Give the data below again exactly as it stands. Omit the pictures.
═══ Extracted information
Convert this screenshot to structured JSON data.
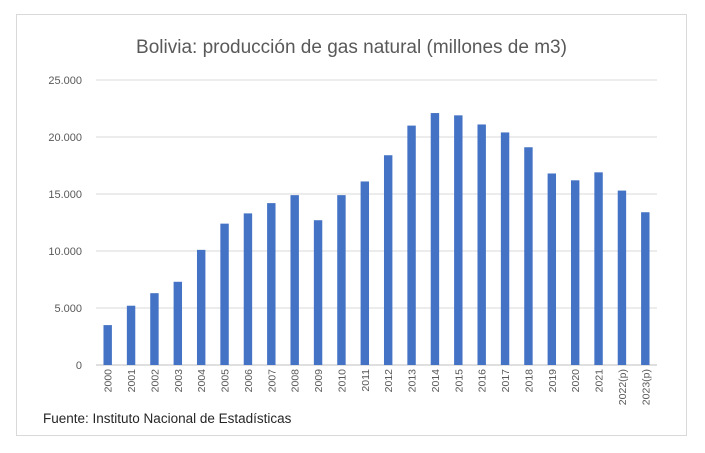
{
  "chart_data": {
    "type": "bar",
    "title": "Bolivia: producción de gas natural (millones de m3)",
    "source": "Fuente: Instituto Nacional de Estadísticas",
    "categories": [
      "2000",
      "2001",
      "2002",
      "2003",
      "2004",
      "2005",
      "2006",
      "2007",
      "2008",
      "2009",
      "2010",
      "2011",
      "2012",
      "2013",
      "2014",
      "2015",
      "2016",
      "2017",
      "2018",
      "2019",
      "2020",
      "2021",
      "2022(p)",
      "2023(p)"
    ],
    "values": [
      3500,
      5200,
      6300,
      7300,
      10100,
      12400,
      13300,
      14200,
      14900,
      12700,
      14900,
      16100,
      18400,
      21000,
      22100,
      21900,
      21100,
      20400,
      19100,
      16800,
      16200,
      16900,
      15300,
      13400
    ],
    "yticks": [
      "0",
      "5.000",
      "10.000",
      "15.000",
      "20.000",
      "25.000"
    ],
    "ylim": [
      0,
      25000
    ],
    "grid": true,
    "bar_color": "#4472c4"
  }
}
══════
Response to this task:
Convert this screenshot to structured JSON data.
{
  "chart_data": {
    "type": "bar",
    "title": "Bolivia: producción de gas natural (millones de m3)",
    "source": "Fuente: Instituto Nacional de Estadísticas",
    "categories": [
      "2000",
      "2001",
      "2002",
      "2003",
      "2004",
      "2005",
      "2006",
      "2007",
      "2008",
      "2009",
      "2010",
      "2011",
      "2012",
      "2013",
      "2014",
      "2015",
      "2016",
      "2017",
      "2018",
      "2019",
      "2020",
      "2021",
      "2022(p)",
      "2023(p)"
    ],
    "values": [
      3500,
      5200,
      6300,
      7300,
      10100,
      12400,
      13300,
      14200,
      14900,
      12700,
      14900,
      16100,
      18400,
      21000,
      22100,
      21900,
      21100,
      20400,
      19100,
      16800,
      16200,
      16900,
      15300,
      13400
    ],
    "yticks": [
      "0",
      "5.000",
      "10.000",
      "15.000",
      "20.000",
      "25.000"
    ],
    "ylim": [
      0,
      25000
    ],
    "grid": true,
    "bar_color": "#4472c4"
  }
}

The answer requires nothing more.